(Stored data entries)
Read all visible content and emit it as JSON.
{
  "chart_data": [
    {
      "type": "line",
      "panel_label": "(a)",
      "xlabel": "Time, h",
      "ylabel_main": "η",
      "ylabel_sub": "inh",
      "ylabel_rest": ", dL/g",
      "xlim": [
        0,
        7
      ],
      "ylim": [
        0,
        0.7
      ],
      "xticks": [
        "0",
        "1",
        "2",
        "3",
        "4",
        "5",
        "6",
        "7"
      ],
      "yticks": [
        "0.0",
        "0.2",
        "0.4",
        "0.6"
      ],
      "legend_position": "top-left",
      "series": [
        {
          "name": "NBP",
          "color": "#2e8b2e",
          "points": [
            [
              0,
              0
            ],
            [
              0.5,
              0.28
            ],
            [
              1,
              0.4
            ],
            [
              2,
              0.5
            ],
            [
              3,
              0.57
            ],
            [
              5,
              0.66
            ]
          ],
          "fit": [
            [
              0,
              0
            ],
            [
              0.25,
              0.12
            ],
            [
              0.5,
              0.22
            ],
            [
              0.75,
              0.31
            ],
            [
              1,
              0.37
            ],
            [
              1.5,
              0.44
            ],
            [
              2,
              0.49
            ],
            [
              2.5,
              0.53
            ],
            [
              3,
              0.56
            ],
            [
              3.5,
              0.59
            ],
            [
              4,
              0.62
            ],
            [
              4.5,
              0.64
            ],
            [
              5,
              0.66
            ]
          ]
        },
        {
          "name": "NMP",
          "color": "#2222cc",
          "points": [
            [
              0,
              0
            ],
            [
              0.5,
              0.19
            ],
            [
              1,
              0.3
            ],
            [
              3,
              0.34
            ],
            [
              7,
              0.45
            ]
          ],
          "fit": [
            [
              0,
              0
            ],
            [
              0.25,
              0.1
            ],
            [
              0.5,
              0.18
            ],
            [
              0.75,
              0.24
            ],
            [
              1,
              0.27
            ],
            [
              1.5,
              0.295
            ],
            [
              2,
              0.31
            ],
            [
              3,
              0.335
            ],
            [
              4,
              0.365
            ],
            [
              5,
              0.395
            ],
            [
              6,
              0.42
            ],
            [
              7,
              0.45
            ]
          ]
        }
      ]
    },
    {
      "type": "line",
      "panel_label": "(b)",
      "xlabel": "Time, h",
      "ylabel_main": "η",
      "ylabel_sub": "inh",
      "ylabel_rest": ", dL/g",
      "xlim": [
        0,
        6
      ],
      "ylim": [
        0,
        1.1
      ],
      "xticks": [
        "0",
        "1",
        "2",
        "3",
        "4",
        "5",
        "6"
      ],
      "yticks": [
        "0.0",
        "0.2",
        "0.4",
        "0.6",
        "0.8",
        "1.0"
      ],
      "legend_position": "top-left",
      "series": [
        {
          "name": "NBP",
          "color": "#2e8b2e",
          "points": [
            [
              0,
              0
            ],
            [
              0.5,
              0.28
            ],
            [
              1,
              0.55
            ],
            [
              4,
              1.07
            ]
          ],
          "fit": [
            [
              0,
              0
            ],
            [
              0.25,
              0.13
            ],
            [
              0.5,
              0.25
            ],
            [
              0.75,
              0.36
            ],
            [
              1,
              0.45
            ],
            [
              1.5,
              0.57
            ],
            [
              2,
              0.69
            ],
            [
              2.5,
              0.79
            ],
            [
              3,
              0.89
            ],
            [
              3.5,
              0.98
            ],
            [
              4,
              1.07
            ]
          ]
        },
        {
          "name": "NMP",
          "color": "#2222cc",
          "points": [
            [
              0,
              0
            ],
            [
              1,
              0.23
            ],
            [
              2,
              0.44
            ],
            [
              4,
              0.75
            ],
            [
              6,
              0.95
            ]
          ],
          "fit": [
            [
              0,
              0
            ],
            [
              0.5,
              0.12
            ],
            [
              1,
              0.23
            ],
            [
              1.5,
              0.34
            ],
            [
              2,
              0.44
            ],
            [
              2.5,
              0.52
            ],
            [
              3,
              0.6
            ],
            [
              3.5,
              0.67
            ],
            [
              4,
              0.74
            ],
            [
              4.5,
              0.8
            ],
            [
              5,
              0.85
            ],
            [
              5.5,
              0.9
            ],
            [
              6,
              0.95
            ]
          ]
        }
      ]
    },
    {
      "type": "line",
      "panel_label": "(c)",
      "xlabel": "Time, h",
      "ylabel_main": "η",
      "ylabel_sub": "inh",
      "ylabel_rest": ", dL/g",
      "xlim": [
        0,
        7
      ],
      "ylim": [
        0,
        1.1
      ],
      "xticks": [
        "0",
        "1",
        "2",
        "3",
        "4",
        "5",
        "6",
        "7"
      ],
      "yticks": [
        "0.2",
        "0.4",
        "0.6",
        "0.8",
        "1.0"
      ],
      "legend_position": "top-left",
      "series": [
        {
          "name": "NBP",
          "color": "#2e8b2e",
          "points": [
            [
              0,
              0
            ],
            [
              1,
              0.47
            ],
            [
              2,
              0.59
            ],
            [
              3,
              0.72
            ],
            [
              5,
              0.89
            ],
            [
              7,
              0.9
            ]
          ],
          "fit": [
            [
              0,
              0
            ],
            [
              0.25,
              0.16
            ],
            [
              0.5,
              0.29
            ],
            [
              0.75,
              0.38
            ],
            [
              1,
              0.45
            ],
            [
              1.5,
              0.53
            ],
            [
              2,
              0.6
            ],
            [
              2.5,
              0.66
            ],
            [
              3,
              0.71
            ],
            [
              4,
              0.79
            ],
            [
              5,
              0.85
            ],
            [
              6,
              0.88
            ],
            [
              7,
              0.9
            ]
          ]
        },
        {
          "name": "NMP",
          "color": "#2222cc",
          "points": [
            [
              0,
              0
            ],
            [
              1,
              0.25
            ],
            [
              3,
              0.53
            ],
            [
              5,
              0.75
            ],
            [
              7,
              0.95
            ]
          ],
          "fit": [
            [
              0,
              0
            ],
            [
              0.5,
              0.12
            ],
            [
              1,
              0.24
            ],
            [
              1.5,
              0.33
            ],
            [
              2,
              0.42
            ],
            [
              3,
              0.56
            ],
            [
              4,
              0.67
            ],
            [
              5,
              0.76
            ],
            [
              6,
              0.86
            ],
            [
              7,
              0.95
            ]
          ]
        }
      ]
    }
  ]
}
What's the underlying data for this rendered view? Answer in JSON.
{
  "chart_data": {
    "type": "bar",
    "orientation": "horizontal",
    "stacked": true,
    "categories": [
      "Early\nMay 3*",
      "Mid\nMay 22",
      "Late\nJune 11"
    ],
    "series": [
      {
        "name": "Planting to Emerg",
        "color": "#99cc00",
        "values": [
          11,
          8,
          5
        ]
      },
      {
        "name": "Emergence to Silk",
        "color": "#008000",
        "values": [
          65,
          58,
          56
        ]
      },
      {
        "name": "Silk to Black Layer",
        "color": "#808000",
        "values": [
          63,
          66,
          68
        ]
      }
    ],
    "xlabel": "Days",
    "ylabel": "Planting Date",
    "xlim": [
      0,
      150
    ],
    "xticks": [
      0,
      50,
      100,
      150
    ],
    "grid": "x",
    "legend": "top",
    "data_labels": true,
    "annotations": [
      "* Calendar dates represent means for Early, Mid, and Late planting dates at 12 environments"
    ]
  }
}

JOB
Please reproduce the entire listing, exactly as shown.

OUTPUT
Read all visible content and emit it as JSON.
{
  "chart_data": [
    {
      "type": "line",
      "panel_label": "(a)",
      "xlabel": "Time, h",
      "ylabel_main": "η",
      "ylabel_sub": "inh",
      "ylabel_rest": ", dL/g",
      "xlim": [
        0,
        7
      ],
      "ylim": [
        0,
        0.7
      ],
      "xticks": [
        "0",
        "1",
        "2",
        "3",
        "4",
        "5",
        "6",
        "7"
      ],
      "yticks": [
        "0.0",
        "0.2",
        "0.4",
        "0.6"
      ],
      "legend_position": "top-left",
      "series": [
        {
          "name": "NBP",
          "color": "#2e8b2e",
          "points": [
            [
              0,
              0
            ],
            [
              0.5,
              0.28
            ],
            [
              1,
              0.4
            ],
            [
              2,
              0.5
            ],
            [
              3,
              0.57
            ],
            [
              5,
              0.66
            ]
          ],
          "fit": [
            [
              0,
              0
            ],
            [
              0.25,
              0.12
            ],
            [
              0.5,
              0.22
            ],
            [
              0.75,
              0.31
            ],
            [
              1,
              0.37
            ],
            [
              1.5,
              0.44
            ],
            [
              2,
              0.49
            ],
            [
              2.5,
              0.53
            ],
            [
              3,
              0.56
            ],
            [
              3.5,
              0.59
            ],
            [
              4,
              0.62
            ],
            [
              4.5,
              0.64
            ],
            [
              5,
              0.66
            ]
          ]
        },
        {
          "name": "NMP",
          "color": "#2222cc",
          "points": [
            [
              0,
              0
            ],
            [
              0.5,
              0.19
            ],
            [
              1,
              0.3
            ],
            [
              3,
              0.34
            ],
            [
              7,
              0.45
            ]
          ],
          "fit": [
            [
              0,
              0
            ],
            [
              0.25,
              0.1
            ],
            [
              0.5,
              0.18
            ],
            [
              0.75,
              0.24
            ],
            [
              1,
              0.27
            ],
            [
              1.5,
              0.295
            ],
            [
              2,
              0.31
            ],
            [
              3,
              0.335
            ],
            [
              4,
              0.365
            ],
            [
              5,
              0.395
            ],
            [
              6,
              0.42
            ],
            [
              7,
              0.45
            ]
          ]
        }
      ]
    },
    {
      "type": "line",
      "panel_label": "(b)",
      "xlabel": "Time, h",
      "ylabel_main": "η",
      "ylabel_sub": "inh",
      "ylabel_rest": ", dL/g",
      "xlim": [
        0,
        6
      ],
      "ylim": [
        0,
        1.1
      ],
      "xticks": [
        "0",
        "1",
        "2",
        "3",
        "4",
        "5",
        "6"
      ],
      "yticks": [
        "0.0",
        "0.2",
        "0.4",
        "0.6",
        "0.8",
        "1.0"
      ],
      "legend_position": "top-left",
      "series": [
        {
          "name": "NBP",
          "color": "#2e8b2e",
          "points": [
            [
              0,
              0
            ],
            [
              0.5,
              0.28
            ],
            [
              1,
              0.55
            ],
            [
              4,
              1.07
            ]
          ],
          "fit": [
            [
              0,
              0
            ],
            [
              0.25,
              0.13
            ],
            [
              0.5,
              0.25
            ],
            [
              0.75,
              0.36
            ],
            [
              1,
              0.45
            ],
            [
              1.5,
              0.57
            ],
            [
              2,
              0.69
            ],
            [
              2.5,
              0.79
            ],
            [
              3,
              0.89
            ],
            [
              3.5,
              0.98
            ],
            [
              4,
              1.07
            ]
          ]
        },
        {
          "name": "NMP",
          "color": "#2222cc",
          "points": [
            [
              0,
              0
            ],
            [
              1,
              0.23
            ],
            [
              2,
              0.44
            ],
            [
              4,
              0.75
            ],
            [
              6,
              0.95
            ]
          ],
          "fit": [
            [
              0,
              0
            ],
            [
              0.5,
              0.12
            ],
            [
              1,
              0.23
            ],
            [
              1.5,
              0.34
            ],
            [
              2,
              0.44
            ],
            [
              2.5,
              0.52
            ],
            [
              3,
              0.6
            ],
            [
              3.5,
              0.67
            ],
            [
              4,
              0.74
            ],
            [
              4.5,
              0.8
            ],
            [
              5,
              0.85
            ],
            [
              5.5,
              0.9
            ],
            [
              6,
              0.95
            ]
          ]
        }
      ]
    },
    {
      "type": "line",
      "panel_label": "(c)",
      "xlabel": "Time, h",
      "ylabel_main": "η",
      "ylabel_sub": "inh",
      "ylabel_rest": ", dL/g",
      "xlim": [
        0,
        7
      ],
      "ylim": [
        0,
        1.1
      ],
      "xticks": [
        "0",
        "1",
        "2",
        "3",
        "4",
        "5",
        "6",
        "7"
      ],
      "yticks": [
        "0.2",
        "0.4",
        "0.6",
        "0.8",
        "1.0"
      ],
      "legend_position": "top-left",
      "series": [
        {
          "name": "NBP",
          "color": "#2e8b2e",
          "points": [
            [
              0,
              0
            ],
            [
              1,
              0.47
            ],
            [
              2,
              0.59
            ],
            [
              3,
              0.72
            ],
            [
              5,
              0.89
            ],
            [
              7,
              0.9
            ]
          ],
          "fit": [
            [
              0,
              0
            ],
            [
              0.25,
              0.16
            ],
            [
              0.5,
              0.29
            ],
            [
              0.75,
              0.38
            ],
            [
              1,
              0.45
            ],
            [
              1.5,
              0.53
            ],
            [
              2,
              0.6
            ],
            [
              2.5,
              0.66
            ],
            [
              3,
              0.71
            ],
            [
              4,
              0.79
            ],
            [
              5,
              0.85
            ],
            [
              6,
              0.88
            ],
            [
              7,
              0.9
            ]
          ]
        },
        {
          "name": "NMP",
          "color": "#2222cc",
          "points": [
            [
              0,
              0
            ],
            [
              1,
              0.25
            ],
            [
              3,
              0.53
            ],
            [
              5,
              0.75
            ],
            [
              7,
              0.95
            ]
          ],
          "fit": [
            [
              0,
              0
            ],
            [
              0.5,
              0.12
            ],
            [
              1,
              0.24
            ],
            [
              1.5,
              0.33
            ],
            [
              2,
              0.42
            ],
            [
              3,
              0.56
            ],
            [
              4,
              0.67
            ],
            [
              5,
              0.76
            ],
            [
              6,
              0.86
            ],
            [
              7,
              0.95
            ]
          ]
        }
      ]
    }
  ]
}
What's the underlying data for this rendered view? Answer in JSON.
{
  "chart_data": {
    "type": "bar",
    "orientation": "horizontal",
    "stacked": true,
    "categories": [
      "Early\nMay 3*",
      "Mid\nMay 22",
      "Late\nJune 11"
    ],
    "series": [
      {
        "name": "Planting to Emerg",
        "color": "#99cc00",
        "values": [
          11,
          8,
          5
        ]
      },
      {
        "name": "Emergence to Silk",
        "color": "#008000",
        "values": [
          65,
          58,
          56
        ]
      },
      {
        "name": "Silk to Black Layer",
        "color": "#808000",
        "values": [
          63,
          66,
          68
        ]
      }
    ],
    "xlabel": "Days",
    "ylabel": "Planting Date",
    "xlim": [
      0,
      150
    ],
    "xticks": [
      0,
      50,
      100,
      150
    ],
    "grid": "x",
    "legend": "top",
    "data_labels": true,
    "annotations": [
      "* Calendar dates represent means for Early, Mid, and Late planting dates at 12 environments"
    ]
  }
}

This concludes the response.